Goal of the exercise: Give the number of lines below that contain the word "right", and nothing else.
□ □ □ □
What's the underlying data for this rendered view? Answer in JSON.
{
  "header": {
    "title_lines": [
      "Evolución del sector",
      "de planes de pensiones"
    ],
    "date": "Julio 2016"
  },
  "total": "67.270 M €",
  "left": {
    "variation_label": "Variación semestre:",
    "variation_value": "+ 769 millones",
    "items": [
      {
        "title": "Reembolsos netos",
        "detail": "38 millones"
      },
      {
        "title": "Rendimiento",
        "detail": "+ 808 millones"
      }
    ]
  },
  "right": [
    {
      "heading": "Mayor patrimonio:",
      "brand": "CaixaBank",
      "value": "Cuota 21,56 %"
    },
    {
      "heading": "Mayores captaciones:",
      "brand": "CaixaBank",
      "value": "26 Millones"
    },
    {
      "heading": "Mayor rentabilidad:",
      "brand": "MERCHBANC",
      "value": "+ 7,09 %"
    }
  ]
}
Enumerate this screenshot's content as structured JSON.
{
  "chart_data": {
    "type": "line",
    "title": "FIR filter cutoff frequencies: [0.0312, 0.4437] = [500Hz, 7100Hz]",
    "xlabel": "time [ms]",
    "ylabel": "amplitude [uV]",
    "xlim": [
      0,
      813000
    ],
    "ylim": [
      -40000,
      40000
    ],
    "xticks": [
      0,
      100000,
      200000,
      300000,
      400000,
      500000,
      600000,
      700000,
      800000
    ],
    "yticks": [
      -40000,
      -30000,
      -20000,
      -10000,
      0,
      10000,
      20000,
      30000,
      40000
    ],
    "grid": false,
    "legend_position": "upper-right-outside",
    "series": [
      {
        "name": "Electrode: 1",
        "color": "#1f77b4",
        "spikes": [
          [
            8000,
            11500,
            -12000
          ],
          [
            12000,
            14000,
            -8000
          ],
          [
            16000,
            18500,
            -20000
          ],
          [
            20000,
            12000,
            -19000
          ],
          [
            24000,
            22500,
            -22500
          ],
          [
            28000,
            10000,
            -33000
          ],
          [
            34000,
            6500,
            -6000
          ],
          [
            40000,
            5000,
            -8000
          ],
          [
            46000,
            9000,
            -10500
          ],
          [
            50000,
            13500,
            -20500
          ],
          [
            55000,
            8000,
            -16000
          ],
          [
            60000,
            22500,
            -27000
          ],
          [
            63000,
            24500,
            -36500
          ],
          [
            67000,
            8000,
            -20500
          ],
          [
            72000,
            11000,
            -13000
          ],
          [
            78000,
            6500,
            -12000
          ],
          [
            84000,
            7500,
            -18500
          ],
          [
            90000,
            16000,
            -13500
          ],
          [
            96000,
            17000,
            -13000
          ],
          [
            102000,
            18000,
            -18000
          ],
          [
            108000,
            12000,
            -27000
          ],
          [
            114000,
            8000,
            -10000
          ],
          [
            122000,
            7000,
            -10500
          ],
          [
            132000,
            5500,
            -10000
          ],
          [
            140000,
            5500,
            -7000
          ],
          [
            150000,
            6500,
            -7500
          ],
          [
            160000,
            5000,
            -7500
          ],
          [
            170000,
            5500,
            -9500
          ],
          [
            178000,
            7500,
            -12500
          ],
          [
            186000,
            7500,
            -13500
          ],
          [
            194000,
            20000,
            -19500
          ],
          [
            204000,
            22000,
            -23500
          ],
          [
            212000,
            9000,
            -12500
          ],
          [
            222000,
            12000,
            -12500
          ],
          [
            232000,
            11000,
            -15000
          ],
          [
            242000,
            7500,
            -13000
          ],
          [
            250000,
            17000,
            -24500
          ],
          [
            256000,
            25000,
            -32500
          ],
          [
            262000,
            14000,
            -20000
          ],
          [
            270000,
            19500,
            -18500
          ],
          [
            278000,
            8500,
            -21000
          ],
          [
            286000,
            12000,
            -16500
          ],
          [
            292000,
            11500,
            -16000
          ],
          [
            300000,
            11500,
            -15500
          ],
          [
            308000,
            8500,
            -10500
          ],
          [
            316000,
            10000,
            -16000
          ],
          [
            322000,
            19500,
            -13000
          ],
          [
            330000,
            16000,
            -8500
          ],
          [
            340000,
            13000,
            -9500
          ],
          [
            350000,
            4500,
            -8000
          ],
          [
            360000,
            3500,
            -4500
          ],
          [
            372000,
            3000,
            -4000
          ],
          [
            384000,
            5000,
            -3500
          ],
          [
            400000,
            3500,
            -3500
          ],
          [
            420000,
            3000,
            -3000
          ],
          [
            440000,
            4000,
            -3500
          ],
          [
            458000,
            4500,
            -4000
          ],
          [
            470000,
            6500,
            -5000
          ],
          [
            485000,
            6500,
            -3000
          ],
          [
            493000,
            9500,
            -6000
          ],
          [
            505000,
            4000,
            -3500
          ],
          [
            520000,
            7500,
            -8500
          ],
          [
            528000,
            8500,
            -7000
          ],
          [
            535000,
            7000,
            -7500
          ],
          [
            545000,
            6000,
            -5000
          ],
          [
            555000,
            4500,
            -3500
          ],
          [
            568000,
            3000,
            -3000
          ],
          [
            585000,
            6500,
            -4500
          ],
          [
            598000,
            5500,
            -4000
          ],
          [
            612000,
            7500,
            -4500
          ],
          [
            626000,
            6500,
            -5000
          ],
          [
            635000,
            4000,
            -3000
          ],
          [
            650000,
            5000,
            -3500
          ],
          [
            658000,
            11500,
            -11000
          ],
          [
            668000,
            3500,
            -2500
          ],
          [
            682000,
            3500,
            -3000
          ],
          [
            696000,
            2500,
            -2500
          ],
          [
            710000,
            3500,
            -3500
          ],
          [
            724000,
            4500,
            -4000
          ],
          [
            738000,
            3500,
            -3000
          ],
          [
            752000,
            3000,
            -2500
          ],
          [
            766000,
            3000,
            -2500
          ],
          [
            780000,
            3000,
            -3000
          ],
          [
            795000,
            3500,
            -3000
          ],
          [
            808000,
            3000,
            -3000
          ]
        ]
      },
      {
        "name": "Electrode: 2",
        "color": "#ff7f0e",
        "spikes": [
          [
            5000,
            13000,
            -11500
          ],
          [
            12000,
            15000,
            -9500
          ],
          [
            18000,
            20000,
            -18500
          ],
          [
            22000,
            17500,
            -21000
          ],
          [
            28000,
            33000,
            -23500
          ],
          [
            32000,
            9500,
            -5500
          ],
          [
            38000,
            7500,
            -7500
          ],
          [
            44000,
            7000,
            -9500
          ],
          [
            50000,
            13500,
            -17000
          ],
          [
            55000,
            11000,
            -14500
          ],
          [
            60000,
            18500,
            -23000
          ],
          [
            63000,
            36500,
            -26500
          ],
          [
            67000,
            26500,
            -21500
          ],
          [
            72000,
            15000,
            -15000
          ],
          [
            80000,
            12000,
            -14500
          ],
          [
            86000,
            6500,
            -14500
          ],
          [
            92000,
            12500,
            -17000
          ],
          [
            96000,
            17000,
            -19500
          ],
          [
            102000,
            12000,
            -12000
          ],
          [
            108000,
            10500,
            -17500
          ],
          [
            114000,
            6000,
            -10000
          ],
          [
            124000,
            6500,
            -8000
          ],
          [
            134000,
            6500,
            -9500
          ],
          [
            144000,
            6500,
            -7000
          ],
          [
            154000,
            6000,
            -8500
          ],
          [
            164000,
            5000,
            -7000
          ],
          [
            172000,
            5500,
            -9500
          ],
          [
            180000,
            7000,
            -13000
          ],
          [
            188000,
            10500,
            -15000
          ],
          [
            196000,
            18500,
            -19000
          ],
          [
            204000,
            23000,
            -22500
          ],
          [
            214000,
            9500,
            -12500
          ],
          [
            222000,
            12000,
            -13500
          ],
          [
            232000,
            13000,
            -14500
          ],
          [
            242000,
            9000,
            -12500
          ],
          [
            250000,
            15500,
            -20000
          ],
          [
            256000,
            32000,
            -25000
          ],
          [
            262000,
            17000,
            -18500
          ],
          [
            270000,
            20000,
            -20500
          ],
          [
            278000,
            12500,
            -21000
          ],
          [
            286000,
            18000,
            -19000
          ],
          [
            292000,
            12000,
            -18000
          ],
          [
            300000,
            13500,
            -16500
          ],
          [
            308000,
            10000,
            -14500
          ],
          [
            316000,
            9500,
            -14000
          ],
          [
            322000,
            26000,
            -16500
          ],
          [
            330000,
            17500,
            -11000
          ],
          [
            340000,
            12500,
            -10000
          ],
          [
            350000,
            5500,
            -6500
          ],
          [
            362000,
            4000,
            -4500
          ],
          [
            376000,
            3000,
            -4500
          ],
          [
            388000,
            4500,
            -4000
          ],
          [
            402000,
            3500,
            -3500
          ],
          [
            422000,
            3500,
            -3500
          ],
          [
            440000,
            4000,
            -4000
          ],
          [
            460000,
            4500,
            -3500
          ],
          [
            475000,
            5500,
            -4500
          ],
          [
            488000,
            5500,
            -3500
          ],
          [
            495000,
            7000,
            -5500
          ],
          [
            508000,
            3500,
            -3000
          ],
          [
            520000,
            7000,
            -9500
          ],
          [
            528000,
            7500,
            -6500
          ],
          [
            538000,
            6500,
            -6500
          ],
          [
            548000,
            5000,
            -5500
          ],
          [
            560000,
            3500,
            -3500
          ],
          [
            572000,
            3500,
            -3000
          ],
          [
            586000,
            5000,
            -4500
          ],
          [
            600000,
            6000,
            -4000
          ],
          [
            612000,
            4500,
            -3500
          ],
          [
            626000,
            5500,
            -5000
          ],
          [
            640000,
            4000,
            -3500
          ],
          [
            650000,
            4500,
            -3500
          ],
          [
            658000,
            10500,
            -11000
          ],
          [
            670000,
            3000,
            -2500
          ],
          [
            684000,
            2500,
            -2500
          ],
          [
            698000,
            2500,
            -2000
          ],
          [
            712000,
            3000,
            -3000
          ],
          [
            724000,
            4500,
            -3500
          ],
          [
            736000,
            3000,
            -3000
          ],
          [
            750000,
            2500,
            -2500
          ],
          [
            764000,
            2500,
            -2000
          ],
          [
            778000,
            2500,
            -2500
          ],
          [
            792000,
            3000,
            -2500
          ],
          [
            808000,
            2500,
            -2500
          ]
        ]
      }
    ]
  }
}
□ □ □ □
Response to this exercise: 2